課題 ->
A) 抜粋文によると、レタス畑で働いていたのはほとんどがどのような人たちか。
B) 抜粋文のうち、「2.レタス農場にはバキューム・クリーング」から「さないよう手で収穫していた。」までの部分を一字も変えずに書き写せ。

抜粋文 ->

---

2.レタス農場にはバキューム・クリーング
 シアトル郊外で訪問した日系人農場の経営者は女性だった。何も思い出せないが「ミシン」「ミシン」という言葉にとまどった。農機具のことだ。ミシンは機械のことで、マシンが変形してミシンとなったが、ここでは農機具がなまってミシンと発音されていたようだった。農場の機械化については、農薬や肥料の散布など部分請負の業者がいて、これに負かせて生産性を上げていることも知った。日本でも機械投資が加重という問題がある。今後「部分請負い」の形が進んでよいと思った。

 カリフォルニアのサリナス地区は、ジェムス・ディーンの映画「エデンの東」の舞台…東海岸まで、一攫千金を目指しキャベツ?を氷を使い冷蔵輸送する。途中で氷が解け、夢ははかなく消えた。日系のレタスキングの1人に入る方(名を忘れてしまった)の農場を訪ねた。たしかレタスだけで2,400エーカー(600ha)と聞いた。見渡す限りレタス畑。働いているのはほとんどがメキシカン。玉を壊さないよう手で収穫していた。

ディーンの2の舞にならないよう、畑の1ケ所に長さ100mもあろうトンネル状のものがあった。レタスをトロッコに乗せ、レールで奥まで押し込み、入り口を完全封鎖。そして空気を抜き取り冷却するマシンである。言葉では知っていたバキュークーリングム(真空冷却装置)だったが、日本では常温輸送が普通の時代。感動したものだ。

このレタスキングさん・・・夕方に兄弟、子、孫まで含めて10人以上を集め、私ども38人の歓迎の宴を開いてくれた。地元一の豪華なレストランである。3世のお孫さんは、日本語を皆目話せない。これを訪問客の間に挟み込んだから、少々困惑気味だった。英語を話せない我々も同様だった。休みの日には、自家用飛行機でサンフランシスコの映画他を見に行くそうだ。それだけ地元に娯楽施設がないことを物語る。盛大な宴会もまた家族の娯楽の一つだったはず。視察者全員が感謝感激したのは云うまでもない。

カリフォルニアのサンキスト・レモン工場の近くのレモン農場・・・1本の木につぼみ、花、青い実、熟れた黄色の実がついていた。常春か常夏の気候がなせるわざわざ。雨量が少なく、ローッキード山脈から水を引き、スプリンクラーで散水する方法が主流で、これは西海岸の農場すべてに通じる。サンキストの工場・・・1粒1粒に「サンキスト」の刻印がフルスピードで打たれい。壮観だった。この時代、この刻印で世界にブランド力を誇っていた。

---

提供情報 ->
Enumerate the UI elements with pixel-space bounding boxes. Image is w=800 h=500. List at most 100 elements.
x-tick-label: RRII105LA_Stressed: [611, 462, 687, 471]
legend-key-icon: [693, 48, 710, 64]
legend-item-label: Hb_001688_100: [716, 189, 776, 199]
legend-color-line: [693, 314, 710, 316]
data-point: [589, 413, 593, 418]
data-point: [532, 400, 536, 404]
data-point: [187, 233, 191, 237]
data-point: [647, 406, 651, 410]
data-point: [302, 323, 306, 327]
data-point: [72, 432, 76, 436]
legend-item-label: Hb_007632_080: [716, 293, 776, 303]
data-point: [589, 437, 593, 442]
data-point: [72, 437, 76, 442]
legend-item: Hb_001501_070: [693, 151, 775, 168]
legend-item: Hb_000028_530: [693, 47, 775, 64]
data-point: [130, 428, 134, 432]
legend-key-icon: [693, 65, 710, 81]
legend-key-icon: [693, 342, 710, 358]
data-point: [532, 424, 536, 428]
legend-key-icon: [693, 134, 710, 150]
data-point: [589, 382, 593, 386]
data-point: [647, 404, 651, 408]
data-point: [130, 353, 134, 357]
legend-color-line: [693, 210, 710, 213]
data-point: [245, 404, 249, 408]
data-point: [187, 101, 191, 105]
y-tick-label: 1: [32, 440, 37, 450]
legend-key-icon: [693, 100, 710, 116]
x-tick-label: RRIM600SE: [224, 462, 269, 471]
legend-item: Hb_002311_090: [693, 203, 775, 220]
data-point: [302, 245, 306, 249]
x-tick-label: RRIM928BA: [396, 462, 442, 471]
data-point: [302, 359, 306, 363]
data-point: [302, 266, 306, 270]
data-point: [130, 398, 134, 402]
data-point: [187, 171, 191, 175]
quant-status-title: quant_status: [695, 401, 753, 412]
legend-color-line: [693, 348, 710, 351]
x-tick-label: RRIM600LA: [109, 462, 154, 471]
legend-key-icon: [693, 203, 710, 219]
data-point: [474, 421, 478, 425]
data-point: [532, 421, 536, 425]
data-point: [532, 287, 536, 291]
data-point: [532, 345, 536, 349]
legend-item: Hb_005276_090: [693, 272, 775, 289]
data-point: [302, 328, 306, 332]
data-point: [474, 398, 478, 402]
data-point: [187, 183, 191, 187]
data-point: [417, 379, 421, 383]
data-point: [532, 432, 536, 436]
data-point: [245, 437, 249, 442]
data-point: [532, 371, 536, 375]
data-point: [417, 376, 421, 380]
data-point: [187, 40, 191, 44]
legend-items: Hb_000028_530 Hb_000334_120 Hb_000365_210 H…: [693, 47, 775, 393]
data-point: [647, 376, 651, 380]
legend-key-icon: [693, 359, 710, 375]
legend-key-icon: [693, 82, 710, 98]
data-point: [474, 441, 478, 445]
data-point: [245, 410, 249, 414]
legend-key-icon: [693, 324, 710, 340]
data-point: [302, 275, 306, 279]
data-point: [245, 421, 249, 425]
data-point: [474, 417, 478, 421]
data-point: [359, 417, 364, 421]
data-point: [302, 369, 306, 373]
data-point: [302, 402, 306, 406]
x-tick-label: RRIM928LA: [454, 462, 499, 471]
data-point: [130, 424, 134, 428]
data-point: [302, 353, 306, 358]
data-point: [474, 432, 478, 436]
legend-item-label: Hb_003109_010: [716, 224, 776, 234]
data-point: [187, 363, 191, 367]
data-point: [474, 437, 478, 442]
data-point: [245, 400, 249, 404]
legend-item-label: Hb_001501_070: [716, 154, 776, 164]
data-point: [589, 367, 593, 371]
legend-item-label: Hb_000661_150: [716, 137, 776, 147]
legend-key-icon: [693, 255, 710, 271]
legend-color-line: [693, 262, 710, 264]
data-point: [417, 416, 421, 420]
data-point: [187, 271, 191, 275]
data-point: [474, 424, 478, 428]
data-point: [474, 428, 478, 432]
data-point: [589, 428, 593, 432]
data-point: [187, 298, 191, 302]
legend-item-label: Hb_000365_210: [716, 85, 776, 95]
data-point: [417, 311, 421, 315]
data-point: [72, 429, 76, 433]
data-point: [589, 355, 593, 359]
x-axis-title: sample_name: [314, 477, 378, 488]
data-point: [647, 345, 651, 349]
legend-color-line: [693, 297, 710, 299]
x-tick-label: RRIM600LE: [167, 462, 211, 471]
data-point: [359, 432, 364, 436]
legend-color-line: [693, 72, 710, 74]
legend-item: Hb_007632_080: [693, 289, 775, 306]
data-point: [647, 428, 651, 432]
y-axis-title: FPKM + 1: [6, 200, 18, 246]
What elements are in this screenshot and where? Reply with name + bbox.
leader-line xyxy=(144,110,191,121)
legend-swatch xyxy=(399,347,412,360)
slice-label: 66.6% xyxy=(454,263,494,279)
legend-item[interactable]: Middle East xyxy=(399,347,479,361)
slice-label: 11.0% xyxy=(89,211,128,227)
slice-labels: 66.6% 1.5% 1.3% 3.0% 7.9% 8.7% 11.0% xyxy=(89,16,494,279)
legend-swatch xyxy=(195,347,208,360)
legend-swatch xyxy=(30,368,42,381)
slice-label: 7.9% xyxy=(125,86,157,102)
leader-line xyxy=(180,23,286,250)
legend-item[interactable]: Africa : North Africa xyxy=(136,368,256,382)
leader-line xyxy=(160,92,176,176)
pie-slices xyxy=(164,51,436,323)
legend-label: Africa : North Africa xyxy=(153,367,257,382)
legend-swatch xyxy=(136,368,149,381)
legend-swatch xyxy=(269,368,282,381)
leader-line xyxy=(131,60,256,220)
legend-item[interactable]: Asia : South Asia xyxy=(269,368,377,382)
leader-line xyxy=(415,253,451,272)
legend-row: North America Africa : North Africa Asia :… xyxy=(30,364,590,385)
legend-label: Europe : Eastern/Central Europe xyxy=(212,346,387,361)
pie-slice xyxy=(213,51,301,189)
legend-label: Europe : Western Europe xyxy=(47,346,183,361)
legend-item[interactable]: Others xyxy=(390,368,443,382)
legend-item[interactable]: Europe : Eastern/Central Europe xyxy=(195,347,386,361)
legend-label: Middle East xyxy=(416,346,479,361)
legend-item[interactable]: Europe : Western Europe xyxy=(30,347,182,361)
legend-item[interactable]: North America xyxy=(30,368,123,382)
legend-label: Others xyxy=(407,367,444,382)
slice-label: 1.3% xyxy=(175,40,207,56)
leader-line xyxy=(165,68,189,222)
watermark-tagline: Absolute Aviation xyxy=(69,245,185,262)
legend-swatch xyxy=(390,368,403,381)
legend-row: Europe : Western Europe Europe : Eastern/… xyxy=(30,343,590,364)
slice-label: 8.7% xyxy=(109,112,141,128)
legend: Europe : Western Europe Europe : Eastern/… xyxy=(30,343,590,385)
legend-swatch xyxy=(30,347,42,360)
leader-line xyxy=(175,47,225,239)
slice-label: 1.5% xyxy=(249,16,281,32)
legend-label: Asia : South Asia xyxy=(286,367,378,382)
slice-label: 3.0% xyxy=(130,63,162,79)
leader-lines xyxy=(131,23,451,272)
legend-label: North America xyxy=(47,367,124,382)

---

解答例 ->
A) ほとんどがメキシカンだった。

B)
2.レタス農場にはバキューム・クリーング
 シアトル郊外で訪問した日系人農場の経営者は女性だった。何も思い出せないが「ミシン」「ミシン」という言葉にとまどった。農機具のことだ。ミシンは機械のことで、マシンが変形してミシンとなったが、ここでは農機具がなまってミシンと発音されていたようだった。農場の機械化については、農薬や肥料の散布など部分請負の業者がいて、これに負かせて生産性を上げていることも知った。日本でも機械投資が加重という問題がある。今後「部分請負い」の形が進んでよいと思った。

 カリフォルニアのサリナス地区は、ジェムス・ディーンの映画「エデンの東」の舞台…東海岸まで、一攫千金を目指しキャベツ?を氷を使い冷蔵輸送する。途中で氷が解け、夢ははかなく消えた。日系のレタスキングの1人に入る方(名を忘れてしまった)の農場を訪ねた。たしかレタスだけで2,400エーカー(600ha)と聞いた。見渡す限りレタス畑。働いているのはほとんどがメキシカン。玉を壊さないよう手で収穫していた。